* [EXTRACTED MATERIAL]
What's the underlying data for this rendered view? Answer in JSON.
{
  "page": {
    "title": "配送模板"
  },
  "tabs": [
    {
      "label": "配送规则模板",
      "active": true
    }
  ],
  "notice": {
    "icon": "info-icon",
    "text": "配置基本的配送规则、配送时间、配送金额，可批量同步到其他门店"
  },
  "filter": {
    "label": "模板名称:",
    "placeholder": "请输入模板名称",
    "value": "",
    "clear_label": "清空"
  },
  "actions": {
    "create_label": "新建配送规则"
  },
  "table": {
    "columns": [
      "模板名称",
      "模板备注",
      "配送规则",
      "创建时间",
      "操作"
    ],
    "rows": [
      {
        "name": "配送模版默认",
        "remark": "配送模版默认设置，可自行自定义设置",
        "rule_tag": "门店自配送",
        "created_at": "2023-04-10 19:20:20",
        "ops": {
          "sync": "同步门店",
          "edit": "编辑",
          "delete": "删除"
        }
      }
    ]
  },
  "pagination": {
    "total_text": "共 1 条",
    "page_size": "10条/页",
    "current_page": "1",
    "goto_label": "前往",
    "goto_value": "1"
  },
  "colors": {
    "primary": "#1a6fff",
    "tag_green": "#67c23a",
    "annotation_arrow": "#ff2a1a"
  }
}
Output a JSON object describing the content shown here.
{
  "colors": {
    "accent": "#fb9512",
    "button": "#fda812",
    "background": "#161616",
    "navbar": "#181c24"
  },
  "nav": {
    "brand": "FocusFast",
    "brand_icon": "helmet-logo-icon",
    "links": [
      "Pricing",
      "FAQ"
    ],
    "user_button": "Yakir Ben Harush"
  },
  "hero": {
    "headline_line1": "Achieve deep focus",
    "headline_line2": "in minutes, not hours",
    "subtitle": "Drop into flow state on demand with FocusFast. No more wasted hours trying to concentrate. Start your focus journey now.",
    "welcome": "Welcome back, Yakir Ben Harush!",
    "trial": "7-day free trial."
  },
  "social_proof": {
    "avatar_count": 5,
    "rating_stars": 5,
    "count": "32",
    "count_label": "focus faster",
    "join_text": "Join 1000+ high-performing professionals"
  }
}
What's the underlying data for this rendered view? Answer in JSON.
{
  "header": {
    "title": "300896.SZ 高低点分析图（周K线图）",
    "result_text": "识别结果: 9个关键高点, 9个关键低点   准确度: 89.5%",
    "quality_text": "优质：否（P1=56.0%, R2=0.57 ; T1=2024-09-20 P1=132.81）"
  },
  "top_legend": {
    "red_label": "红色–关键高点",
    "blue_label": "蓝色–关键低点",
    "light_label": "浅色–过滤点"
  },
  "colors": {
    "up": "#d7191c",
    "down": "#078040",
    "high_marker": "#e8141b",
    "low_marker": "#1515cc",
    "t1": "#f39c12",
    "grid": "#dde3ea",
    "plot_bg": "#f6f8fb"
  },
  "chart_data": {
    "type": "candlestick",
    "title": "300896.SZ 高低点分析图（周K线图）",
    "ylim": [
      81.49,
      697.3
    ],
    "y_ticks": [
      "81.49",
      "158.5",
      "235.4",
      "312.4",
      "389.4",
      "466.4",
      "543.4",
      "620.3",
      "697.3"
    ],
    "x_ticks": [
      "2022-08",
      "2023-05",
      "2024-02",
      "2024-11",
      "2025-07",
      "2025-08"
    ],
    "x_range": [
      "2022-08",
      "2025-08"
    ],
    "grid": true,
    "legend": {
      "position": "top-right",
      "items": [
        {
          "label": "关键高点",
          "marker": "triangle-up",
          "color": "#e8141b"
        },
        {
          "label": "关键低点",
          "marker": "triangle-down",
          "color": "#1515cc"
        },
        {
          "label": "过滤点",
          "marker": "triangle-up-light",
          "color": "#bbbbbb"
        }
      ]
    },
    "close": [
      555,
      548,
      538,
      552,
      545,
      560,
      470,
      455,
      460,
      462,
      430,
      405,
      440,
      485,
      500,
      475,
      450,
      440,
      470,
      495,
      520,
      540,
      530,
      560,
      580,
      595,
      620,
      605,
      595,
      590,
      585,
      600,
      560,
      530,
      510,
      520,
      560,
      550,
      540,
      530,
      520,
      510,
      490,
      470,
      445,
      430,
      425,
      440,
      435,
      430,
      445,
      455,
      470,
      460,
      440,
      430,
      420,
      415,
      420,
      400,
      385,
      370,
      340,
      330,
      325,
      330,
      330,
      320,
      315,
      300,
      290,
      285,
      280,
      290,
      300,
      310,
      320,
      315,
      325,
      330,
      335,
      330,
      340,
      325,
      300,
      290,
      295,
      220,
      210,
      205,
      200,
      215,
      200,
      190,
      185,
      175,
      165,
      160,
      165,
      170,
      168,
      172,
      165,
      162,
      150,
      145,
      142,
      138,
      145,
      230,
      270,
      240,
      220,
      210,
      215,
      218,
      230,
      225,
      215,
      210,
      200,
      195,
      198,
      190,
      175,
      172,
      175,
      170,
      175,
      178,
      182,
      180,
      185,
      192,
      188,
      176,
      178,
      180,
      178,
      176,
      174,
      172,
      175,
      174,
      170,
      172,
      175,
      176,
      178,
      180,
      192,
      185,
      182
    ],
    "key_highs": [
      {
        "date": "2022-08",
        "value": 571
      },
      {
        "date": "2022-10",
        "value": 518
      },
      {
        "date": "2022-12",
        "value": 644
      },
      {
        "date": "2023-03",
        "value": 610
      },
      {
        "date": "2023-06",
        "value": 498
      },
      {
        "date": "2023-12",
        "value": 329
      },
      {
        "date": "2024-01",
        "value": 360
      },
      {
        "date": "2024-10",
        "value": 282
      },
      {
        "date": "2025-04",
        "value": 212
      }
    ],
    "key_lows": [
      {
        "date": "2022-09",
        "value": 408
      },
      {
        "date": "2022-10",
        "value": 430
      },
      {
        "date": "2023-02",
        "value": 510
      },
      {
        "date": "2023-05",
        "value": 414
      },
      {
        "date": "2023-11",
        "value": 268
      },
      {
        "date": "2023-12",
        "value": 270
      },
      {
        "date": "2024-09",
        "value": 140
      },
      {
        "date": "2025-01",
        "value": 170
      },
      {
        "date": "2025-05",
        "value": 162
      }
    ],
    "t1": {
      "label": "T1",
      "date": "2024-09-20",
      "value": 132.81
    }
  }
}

* [GOAL]
All of the entries above must be quoted exactly.

* [THE COMPLETED TASK]
What's the underlying data for this rendered view? Answer in JSON.
{
  "page": {
    "title": "配送模板"
  },
  "tabs": [
    {
      "label": "配送规则模板",
      "active": true
    }
  ],
  "notice": {
    "icon": "info-icon",
    "text": "配置基本的配送规则、配送时间、配送金额，可批量同步到其他门店"
  },
  "filter": {
    "label": "模板名称:",
    "placeholder": "请输入模板名称",
    "value": "",
    "clear_label": "清空"
  },
  "actions": {
    "create_label": "新建配送规则"
  },
  "table": {
    "columns": [
      "模板名称",
      "模板备注",
      "配送规则",
      "创建时间",
      "操作"
    ],
    "rows": [
      {
        "name": "配送模版默认",
        "remark": "配送模版默认设置，可自行自定义设置",
        "rule_tag": "门店自配送",
        "created_at": "2023-04-10 19:20:20",
        "ops": {
          "sync": "同步门店",
          "edit": "编辑",
          "delete": "删除"
        }
      }
    ]
  },
  "pagination": {
    "total_text": "共 1 条",
    "page_size": "10条/页",
    "current_page": "1",
    "goto_label": "前往",
    "goto_value": "1"
  },
  "colors": {
    "primary": "#1a6fff",
    "tag_green": "#67c23a",
    "annotation_arrow": "#ff2a1a"
  }
}
Output a JSON object describing the content shown here.
{
  "colors": {
    "accent": "#fb9512",
    "button": "#fda812",
    "background": "#161616",
    "navbar": "#181c24"
  },
  "nav": {
    "brand": "FocusFast",
    "brand_icon": "helmet-logo-icon",
    "links": [
      "Pricing",
      "FAQ"
    ],
    "user_button": "Yakir Ben Harush"
  },
  "hero": {
    "headline_line1": "Achieve deep focus",
    "headline_line2": "in minutes, not hours",
    "subtitle": "Drop into flow state on demand with FocusFast. No more wasted hours trying to concentrate. Start your focus journey now.",
    "welcome": "Welcome back, Yakir Ben Harush!",
    "trial": "7-day free trial."
  },
  "social_proof": {
    "avatar_count": 5,
    "rating_stars": 5,
    "count": "32",
    "count_label": "focus faster",
    "join_text": "Join 1000+ high-performing professionals"
  }
}
What's the underlying data for this rendered view? Answer in JSON.
{
  "header": {
    "title": "300896.SZ 高低点分析图（周K线图）",
    "result_text": "识别结果: 9个关键高点, 9个关键低点   准确度: 89.5%",
    "quality_text": "优质：否（P1=56.0%, R2=0.57 ; T1=2024-09-20 P1=132.81）"
  },
  "top_legend": {
    "red_label": "红色–关键高点",
    "blue_label": "蓝色–关键低点",
    "light_label": "浅色–过滤点"
  },
  "colors": {
    "up": "#d7191c",
    "down": "#078040",
    "high_marker": "#e8141b",
    "low_marker": "#1515cc",
    "t1": "#f39c12",
    "grid": "#dde3ea",
    "plot_bg": "#f6f8fb"
  },
  "chart_data": {
    "type": "candlestick",
    "title": "300896.SZ 高低点分析图（周K线图）",
    "ylim": [
      81.49,
      697.3
    ],
    "y_ticks": [
      "81.49",
      "158.5",
      "235.4",
      "312.4",
      "389.4",
      "466.4",
      "543.4",
      "620.3",
      "697.3"
    ],
    "x_ticks": [
      "2022-08",
      "2023-05",
      "2024-02",
      "2024-11",
      "2025-07",
      "2025-08"
    ],
    "x_range": [
      "2022-08",
      "2025-08"
    ],
    "grid": true,
    "legend": {
      "position": "top-right",
      "items": [
        {
          "label": "关键高点",
          "marker": "triangle-up",
          "color": "#e8141b"
        },
        {
          "label": "关键低点",
          "marker": "triangle-down",
          "color": "#1515cc"
        },
        {
          "label": "过滤点",
          "marker": "triangle-up-light",
          "color": "#bbbbbb"
        }
      ]
    },
    "close": [
      555,
      548,
      538,
      552,
      545,
      560,
      470,
      455,
      460,
      462,
      430,
      405,
      440,
      485,
      500,
      475,
      450,
      440,
      470,
      495,
      520,
      540,
      530,
      560,
      580,
      595,
      620,
      605,
      595,
      590,
      585,
      600,
      560,
      530,
      510,
      520,
      560,
      550,
      540,
      530,
      520,
      510,
      490,
      470,
      445,
      430,
      425,
      440,
      435,
      430,
      445,
      455,
      470,
      460,
      440,
      430,
      420,
      415,
      420,
      400,
      385,
      370,
      340,
      330,
      325,
      330,
      330,
      320,
      315,
      300,
      290,
      285,
      280,
      290,
      300,
      310,
      320,
      315,
      325,
      330,
      335,
      330,
      340,
      325,
      300,
      290,
      295,
      220,
      210,
      205,
      200,
      215,
      200,
      190,
      185,
      175,
      165,
      160,
      165,
      170,
      168,
      172,
      165,
      162,
      150,
      145,
      142,
      138,
      145,
      230,
      270,
      240,
      220,
      210,
      215,
      218,
      230,
      225,
      215,
      210,
      200,
      195,
      198,
      190,
      175,
      172,
      175,
      170,
      175,
      178,
      182,
      180,
      185,
      192,
      188,
      176,
      178,
      180,
      178,
      176,
      174,
      172,
      175,
      174,
      170,
      172,
      175,
      176,
      178,
      180,
      192,
      185,
      182
    ],
    "key_highs": [
      {
        "date": "2022-08",
        "value": 571
      },
      {
        "date": "2022-10",
        "value": 518
      },
      {
        "date": "2022-12",
        "value": 644
      },
      {
        "date": "2023-03",
        "value": 610
      },
      {
        "date": "2023-06",
        "value": 498
      },
      {
        "date": "2023-12",
        "value": 329
      },
      {
        "date": "2024-01",
        "value": 360
      },
      {
        "date": "2024-10",
        "value": 282
      },
      {
        "date": "2025-04",
        "value": 212
      }
    ],
    "key_lows": [
      {
        "date": "2022-09",
        "value": 408
      },
      {
        "date": "2022-10",
        "value": 430
      },
      {
        "date": "2023-02",
        "value": 510
      },
      {
        "date": "2023-05",
        "value": 414
      },
      {
        "date": "2023-11",
        "value": 268
      },
      {
        "date": "2023-12",
        "value": 270
      },
      {
        "date": "2024-09",
        "value": 140
      },
      {
        "date": "2025-01",
        "value": 170
      },
      {
        "date": "2025-05",
        "value": 162
      }
    ],
    "t1": {
      "label": "T1",
      "date": "2024-09-20",
      "value": 132.81
    }
  }
}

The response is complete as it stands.